**EXERCISE INSTRUCTIONS**.
1. In the passage on phone data and disease mapping, what does Figure 5 show?
2. Pick up the passage on phone data and disease mapping after its last sentence and continue it.

So how can all this be used in Southeast Asia? For call data records, Buckee et al. showed that not only can CDRs be used as an accurate measure of human mobility and population mapping due to the correlation of population settlements versus mobile cell towers, but can be used to accurately track parasite mobility due to its overlay with hotspots. I’ve included the following visuals below, in order respectively,

Figure 5. Location of 4G cell towers from the carrier company “Smart” in Cambodia. [5]

Figure 6. Population density in Cambodia from NASA’s Socioeconomic Data and Applications Center at Columbia University [6]

Figure 7. Predicted S. stercoralis parasite prevalence based on survey data in Cambodia[7]

These three visuals follow closely to what Buckee et al. were looking at in their research. As seen in the visuals, human settlements, cell towers, and parasite hotspots all seem to be in relative proximity near each other. Evidently, because there is a strong correlation between disease hotspots and population densities, cell towers become incredibly crucial in mapping such correlations between the two and in tracking human mobility. This is so important because there already exists the research done in order to apply the research done by Buckee et al. in Cambodia, and possibly many other SEA countries. The possibility of using mass amounts of “big data” to better understand the impact of human mobility on the spread of disease is right in front of us, waiting to be explored into as we head into a new paradigm of scientific exploration.

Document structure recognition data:
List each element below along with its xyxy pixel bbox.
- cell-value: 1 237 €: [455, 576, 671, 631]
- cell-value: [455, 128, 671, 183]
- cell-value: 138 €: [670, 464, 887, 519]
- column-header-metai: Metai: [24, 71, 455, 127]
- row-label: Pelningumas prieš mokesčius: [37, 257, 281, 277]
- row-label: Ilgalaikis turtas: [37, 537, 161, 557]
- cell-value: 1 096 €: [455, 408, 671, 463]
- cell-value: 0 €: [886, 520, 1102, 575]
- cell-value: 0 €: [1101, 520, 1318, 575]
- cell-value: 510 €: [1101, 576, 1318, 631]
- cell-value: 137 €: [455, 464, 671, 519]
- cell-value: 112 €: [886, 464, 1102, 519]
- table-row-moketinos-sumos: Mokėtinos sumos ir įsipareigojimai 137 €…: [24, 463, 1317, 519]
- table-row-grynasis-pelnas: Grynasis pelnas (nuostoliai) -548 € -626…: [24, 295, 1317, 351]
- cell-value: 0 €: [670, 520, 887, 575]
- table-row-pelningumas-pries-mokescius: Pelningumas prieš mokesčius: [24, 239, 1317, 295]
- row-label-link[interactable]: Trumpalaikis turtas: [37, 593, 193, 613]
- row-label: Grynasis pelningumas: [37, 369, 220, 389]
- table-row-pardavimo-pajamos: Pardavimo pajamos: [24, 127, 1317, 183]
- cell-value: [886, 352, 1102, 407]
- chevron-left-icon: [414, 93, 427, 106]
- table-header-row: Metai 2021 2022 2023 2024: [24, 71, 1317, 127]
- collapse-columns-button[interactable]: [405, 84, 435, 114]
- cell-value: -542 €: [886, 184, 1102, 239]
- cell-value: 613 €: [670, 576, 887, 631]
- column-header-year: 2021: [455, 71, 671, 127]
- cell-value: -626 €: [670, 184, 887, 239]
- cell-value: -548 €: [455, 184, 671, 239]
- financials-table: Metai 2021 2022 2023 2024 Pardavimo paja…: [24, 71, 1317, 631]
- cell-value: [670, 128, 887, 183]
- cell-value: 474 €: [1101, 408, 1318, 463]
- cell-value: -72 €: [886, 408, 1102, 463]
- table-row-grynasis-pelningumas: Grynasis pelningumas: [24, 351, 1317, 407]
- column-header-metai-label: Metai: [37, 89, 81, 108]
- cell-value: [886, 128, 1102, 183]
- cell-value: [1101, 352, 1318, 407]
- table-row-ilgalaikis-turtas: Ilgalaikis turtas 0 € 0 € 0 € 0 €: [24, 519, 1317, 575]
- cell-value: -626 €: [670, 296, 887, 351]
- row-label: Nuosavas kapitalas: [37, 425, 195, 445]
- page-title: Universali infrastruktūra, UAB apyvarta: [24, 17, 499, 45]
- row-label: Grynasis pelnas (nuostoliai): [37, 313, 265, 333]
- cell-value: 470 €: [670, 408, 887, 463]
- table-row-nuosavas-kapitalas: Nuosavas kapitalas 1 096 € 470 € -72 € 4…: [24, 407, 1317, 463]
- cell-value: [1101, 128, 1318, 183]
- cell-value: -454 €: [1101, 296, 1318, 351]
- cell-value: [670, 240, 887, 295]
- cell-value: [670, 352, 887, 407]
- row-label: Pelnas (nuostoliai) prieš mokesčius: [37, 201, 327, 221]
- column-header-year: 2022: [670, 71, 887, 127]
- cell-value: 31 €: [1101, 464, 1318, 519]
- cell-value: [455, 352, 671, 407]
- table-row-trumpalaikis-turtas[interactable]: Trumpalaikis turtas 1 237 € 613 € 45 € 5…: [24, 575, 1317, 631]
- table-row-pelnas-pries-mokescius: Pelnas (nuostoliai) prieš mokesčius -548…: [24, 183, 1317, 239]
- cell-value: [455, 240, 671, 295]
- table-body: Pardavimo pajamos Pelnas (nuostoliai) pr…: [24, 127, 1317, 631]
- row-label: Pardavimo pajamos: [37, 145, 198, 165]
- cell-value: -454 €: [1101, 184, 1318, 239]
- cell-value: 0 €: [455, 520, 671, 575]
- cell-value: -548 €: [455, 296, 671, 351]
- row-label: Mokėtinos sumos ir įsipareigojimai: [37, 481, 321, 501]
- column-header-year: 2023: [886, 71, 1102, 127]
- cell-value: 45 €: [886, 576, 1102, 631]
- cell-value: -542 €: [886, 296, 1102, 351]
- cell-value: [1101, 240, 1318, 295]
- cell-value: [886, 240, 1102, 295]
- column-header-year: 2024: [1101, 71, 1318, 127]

**RESULTS OF THE TASKS**.
1. The location of 4G cell towers from the carrier company "Smart" in Cambodia.

2.
Along with this, the gravity model and EBE can be utilized for better mathematical predictions of disease risk. The gravity model can be used with any variables, so long as the correlation exists. For example, we can build off from the research done by Grietans et al, where they characterized types of human mobility in its relation to malaria elimination. They looked at forest activities, wet rice field movements, rural-to-rural migration, and many other types of mobility. Similar to how Barrios et al. used forest activities as a variable, many aspects of human mobility and activity can be modeled with the gravity model. This is then supplemented by the EBE, which provides an estimator that is more based on epidemiological information. So long as the gravity model and the EBE’s risk zones are within 1 standard deviation of another, the “adequacy” of each model is met.

Whereas current methods of approaching VBD epidemiology uses census/survey data with GIS modelling technologies, which may be outdated in many cases of low-income SEA countries, the GM and EBE provide a better means of estimating and modelling human mobility while allowing the usage of a smaller, more precise sample size. Additionally, CDRs will help researchers depend less on census data and be able to better track human mobility. It is already being done in several countries in Africa, i.e Barrios et al. The gap that exists are the methods I’ve talked about not being utilized enough in SEA. There exists more updated/contemporary methods for better predictions and models of precise spatial epidemiology that can be used in the SEA region.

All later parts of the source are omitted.